### GIVEN PROBLEM
Only the lines from the one with "Read all visible" to the end of the data below should be given again, exactly, with both ends included and pictures omitted.

### Figure contents as structured data

┄┄┄┄┄┄

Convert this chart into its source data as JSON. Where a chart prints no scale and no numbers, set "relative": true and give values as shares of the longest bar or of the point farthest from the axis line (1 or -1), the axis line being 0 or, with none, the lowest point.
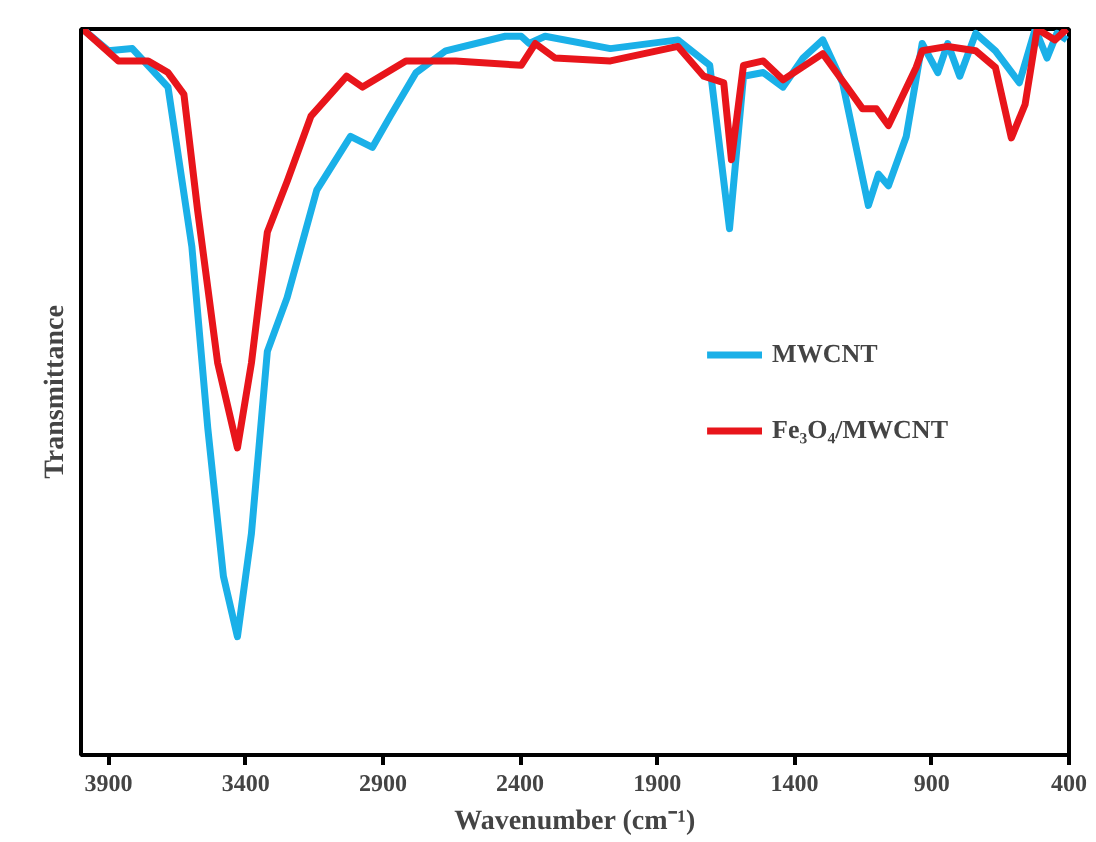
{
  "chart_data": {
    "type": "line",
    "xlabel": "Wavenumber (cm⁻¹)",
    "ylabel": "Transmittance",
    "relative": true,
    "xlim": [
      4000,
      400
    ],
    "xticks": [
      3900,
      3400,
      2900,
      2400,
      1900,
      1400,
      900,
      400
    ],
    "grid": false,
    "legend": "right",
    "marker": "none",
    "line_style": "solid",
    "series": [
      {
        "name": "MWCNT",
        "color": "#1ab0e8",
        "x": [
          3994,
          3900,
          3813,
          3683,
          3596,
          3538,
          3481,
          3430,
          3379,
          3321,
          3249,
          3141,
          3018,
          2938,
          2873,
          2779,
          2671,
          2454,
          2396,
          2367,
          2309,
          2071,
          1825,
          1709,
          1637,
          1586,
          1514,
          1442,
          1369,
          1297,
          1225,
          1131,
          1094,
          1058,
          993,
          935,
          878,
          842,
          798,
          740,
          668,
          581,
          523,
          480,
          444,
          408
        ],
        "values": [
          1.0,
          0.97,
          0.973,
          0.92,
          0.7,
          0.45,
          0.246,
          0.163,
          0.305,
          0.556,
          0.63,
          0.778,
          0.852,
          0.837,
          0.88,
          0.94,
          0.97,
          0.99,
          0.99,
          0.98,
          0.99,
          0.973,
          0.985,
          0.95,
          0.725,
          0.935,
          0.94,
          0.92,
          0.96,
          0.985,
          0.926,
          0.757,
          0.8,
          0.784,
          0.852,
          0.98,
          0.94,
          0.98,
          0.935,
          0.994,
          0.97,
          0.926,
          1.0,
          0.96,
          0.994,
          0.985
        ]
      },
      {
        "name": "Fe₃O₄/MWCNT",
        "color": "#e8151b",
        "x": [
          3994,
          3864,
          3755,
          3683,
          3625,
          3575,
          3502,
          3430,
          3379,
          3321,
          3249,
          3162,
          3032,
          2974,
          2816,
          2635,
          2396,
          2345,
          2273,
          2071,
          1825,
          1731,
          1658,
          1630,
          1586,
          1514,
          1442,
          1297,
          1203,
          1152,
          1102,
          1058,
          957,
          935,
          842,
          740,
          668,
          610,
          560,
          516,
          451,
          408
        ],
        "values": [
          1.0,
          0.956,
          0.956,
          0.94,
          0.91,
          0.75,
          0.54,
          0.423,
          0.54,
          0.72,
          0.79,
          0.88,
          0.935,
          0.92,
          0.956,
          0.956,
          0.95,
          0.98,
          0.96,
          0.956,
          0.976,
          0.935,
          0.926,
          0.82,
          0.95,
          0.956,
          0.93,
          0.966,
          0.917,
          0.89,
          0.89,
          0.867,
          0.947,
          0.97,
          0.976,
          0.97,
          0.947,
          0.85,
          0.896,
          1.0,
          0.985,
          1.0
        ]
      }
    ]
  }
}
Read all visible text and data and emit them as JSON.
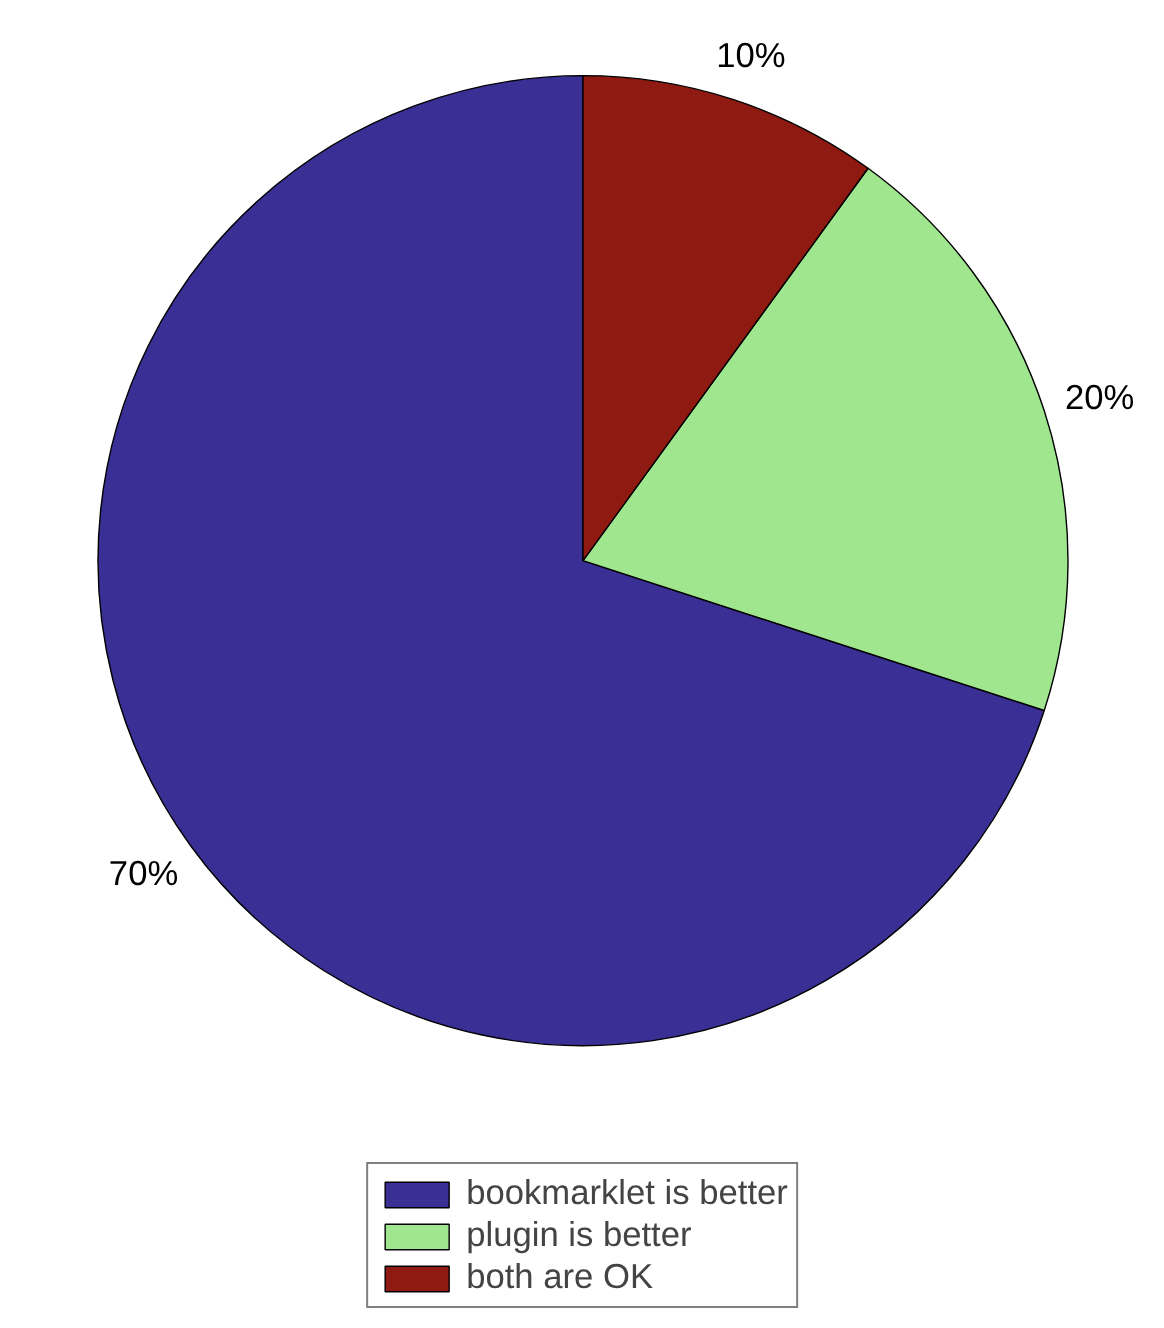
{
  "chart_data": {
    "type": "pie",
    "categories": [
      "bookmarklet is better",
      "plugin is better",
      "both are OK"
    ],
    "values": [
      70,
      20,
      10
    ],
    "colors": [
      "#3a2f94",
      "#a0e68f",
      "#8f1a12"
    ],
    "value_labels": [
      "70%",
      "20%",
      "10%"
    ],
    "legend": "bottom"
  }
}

┄┄┄┄┄┄

### ANSWER
Read all visible text and data and emit them as JSON.
{
  "chart_data": {
    "type": "pie",
    "categories": [
      "bookmarklet is better",
      "plugin is better",
      "both are OK"
    ],
    "values": [
      70,
      20,
      10
    ],
    "colors": [
      "#3a2f94",
      "#a0e68f",
      "#8f1a12"
    ],
    "value_labels": [
      "70%",
      "20%",
      "10%"
    ],
    "legend": "bottom"
  }
}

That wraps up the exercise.